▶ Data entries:
-- BEGIN --

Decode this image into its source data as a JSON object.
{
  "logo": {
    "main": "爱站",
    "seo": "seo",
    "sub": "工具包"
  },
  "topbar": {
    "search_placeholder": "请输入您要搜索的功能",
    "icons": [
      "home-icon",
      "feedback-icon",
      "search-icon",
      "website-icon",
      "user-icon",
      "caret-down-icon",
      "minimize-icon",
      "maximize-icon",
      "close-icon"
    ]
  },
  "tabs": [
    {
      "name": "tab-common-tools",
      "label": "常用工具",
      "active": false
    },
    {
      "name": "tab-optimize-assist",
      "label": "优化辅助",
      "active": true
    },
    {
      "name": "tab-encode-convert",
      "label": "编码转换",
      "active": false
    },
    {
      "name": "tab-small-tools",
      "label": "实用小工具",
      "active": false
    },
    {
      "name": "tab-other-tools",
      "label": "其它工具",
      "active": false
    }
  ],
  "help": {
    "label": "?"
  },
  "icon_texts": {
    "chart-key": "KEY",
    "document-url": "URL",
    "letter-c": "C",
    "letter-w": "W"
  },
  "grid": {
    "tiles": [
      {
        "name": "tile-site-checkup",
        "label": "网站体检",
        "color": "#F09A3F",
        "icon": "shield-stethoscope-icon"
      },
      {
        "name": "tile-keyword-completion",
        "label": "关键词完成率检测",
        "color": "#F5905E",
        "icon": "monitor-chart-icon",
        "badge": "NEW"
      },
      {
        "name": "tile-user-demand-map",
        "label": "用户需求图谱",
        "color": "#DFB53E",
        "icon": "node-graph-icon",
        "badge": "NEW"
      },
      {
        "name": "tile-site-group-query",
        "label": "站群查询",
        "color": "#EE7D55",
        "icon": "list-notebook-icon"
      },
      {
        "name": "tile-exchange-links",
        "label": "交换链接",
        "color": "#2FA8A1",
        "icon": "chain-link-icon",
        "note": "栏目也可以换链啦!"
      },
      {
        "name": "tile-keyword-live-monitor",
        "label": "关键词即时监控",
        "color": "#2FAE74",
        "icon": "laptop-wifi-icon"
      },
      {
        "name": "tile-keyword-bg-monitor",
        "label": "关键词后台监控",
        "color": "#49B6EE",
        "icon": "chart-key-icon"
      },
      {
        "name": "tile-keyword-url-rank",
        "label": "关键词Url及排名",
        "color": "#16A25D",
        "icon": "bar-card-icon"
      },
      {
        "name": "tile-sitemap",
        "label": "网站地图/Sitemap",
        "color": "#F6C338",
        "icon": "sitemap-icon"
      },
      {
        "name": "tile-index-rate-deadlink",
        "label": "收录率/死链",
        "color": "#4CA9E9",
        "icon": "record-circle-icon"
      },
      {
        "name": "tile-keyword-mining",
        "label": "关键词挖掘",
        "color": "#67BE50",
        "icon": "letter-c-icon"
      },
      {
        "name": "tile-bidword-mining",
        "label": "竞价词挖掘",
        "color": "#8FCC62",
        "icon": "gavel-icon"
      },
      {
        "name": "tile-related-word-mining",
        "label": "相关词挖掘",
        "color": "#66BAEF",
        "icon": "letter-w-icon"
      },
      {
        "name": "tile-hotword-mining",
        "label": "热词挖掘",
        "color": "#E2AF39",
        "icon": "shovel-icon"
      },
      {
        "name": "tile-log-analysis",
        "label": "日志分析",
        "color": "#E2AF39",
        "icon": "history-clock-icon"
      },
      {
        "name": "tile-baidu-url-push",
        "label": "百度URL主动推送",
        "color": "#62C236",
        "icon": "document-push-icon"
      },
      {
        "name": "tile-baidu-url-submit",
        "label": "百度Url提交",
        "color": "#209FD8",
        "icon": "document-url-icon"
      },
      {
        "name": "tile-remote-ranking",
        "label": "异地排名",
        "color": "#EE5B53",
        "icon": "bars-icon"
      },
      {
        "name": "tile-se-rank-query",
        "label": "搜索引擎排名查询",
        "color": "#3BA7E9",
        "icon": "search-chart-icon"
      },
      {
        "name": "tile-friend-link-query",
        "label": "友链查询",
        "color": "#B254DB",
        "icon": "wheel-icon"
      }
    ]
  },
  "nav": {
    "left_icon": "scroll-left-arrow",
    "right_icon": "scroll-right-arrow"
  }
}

-- END --

▶ PROBLEM DESCRIPTION: Please restate the records in full, word for word.

▶ THE OUTPUT:
Decode this image into its source data as a JSON object.
{
  "logo": {
    "main": "爱站",
    "seo": "seo",
    "sub": "工具包"
  },
  "topbar": {
    "search_placeholder": "请输入您要搜索的功能",
    "icons": [
      "home-icon",
      "feedback-icon",
      "search-icon",
      "website-icon",
      "user-icon",
      "caret-down-icon",
      "minimize-icon",
      "maximize-icon",
      "close-icon"
    ]
  },
  "tabs": [
    {
      "name": "tab-common-tools",
      "label": "常用工具",
      "active": false
    },
    {
      "name": "tab-optimize-assist",
      "label": "优化辅助",
      "active": true
    },
    {
      "name": "tab-encode-convert",
      "label": "编码转换",
      "active": false
    },
    {
      "name": "tab-small-tools",
      "label": "实用小工具",
      "active": false
    },
    {
      "name": "tab-other-tools",
      "label": "其它工具",
      "active": false
    }
  ],
  "help": {
    "label": "?"
  },
  "icon_texts": {
    "chart-key": "KEY",
    "document-url": "URL",
    "letter-c": "C",
    "letter-w": "W"
  },
  "grid": {
    "tiles": [
      {
        "name": "tile-site-checkup",
        "label": "网站体检",
        "color": "#F09A3F",
        "icon": "shield-stethoscope-icon"
      },
      {
        "name": "tile-keyword-completion",
        "label": "关键词完成率检测",
        "color": "#F5905E",
        "icon": "monitor-chart-icon",
        "badge": "NEW"
      },
      {
        "name": "tile-user-demand-map",
        "label": "用户需求图谱",
        "color": "#DFB53E",
        "icon": "node-graph-icon",
        "badge": "NEW"
      },
      {
        "name": "tile-site-group-query",
        "label": "站群查询",
        "color": "#EE7D55",
        "icon": "list-notebook-icon"
      },
      {
        "name": "tile-exchange-links",
        "label": "交换链接",
        "color": "#2FA8A1",
        "icon": "chain-link-icon",
        "note": "栏目也可以换链啦!"
      },
      {
        "name": "tile-keyword-live-monitor",
        "label": "关键词即时监控",
        "color": "#2FAE74",
        "icon": "laptop-wifi-icon"
      },
      {
        "name": "tile-keyword-bg-monitor",
        "label": "关键词后台监控",
        "color": "#49B6EE",
        "icon": "chart-key-icon"
      },
      {
        "name": "tile-keyword-url-rank",
        "label": "关键词Url及排名",
        "color": "#16A25D",
        "icon": "bar-card-icon"
      },
      {
        "name": "tile-sitemap",
        "label": "网站地图/Sitemap",
        "color": "#F6C338",
        "icon": "sitemap-icon"
      },
      {
        "name": "tile-index-rate-deadlink",
        "label": "收录率/死链",
        "color": "#4CA9E9",
        "icon": "record-circle-icon"
      },
      {
        "name": "tile-keyword-mining",
        "label": "关键词挖掘",
        "color": "#67BE50",
        "icon": "letter-c-icon"
      },
      {
        "name": "tile-bidword-mining",
        "label": "竞价词挖掘",
        "color": "#8FCC62",
        "icon": "gavel-icon"
      },
      {
        "name": "tile-related-word-mining",
        "label": "相关词挖掘",
        "color": "#66BAEF",
        "icon": "letter-w-icon"
      },
      {
        "name": "tile-hotword-mining",
        "label": "热词挖掘",
        "color": "#E2AF39",
        "icon": "shovel-icon"
      },
      {
        "name": "tile-log-analysis",
        "label": "日志分析",
        "color": "#E2AF39",
        "icon": "history-clock-icon"
      },
      {
        "name": "tile-baidu-url-push",
        "label": "百度URL主动推送",
        "color": "#62C236",
        "icon": "document-push-icon"
      },
      {
        "name": "tile-baidu-url-submit",
        "label": "百度Url提交",
        "color": "#209FD8",
        "icon": "document-url-icon"
      },
      {
        "name": "tile-remote-ranking",
        "label": "异地排名",
        "color": "#EE5B53",
        "icon": "bars-icon"
      },
      {
        "name": "tile-se-rank-query",
        "label": "搜索引擎排名查询",
        "color": "#3BA7E9",
        "icon": "search-chart-icon"
      },
      {
        "name": "tile-friend-link-query",
        "label": "友链查询",
        "color": "#B254DB",
        "icon": "wheel-icon"
      }
    ]
  },
  "nav": {
    "left_icon": "scroll-left-arrow",
    "right_icon": "scroll-right-arrow"
  }
}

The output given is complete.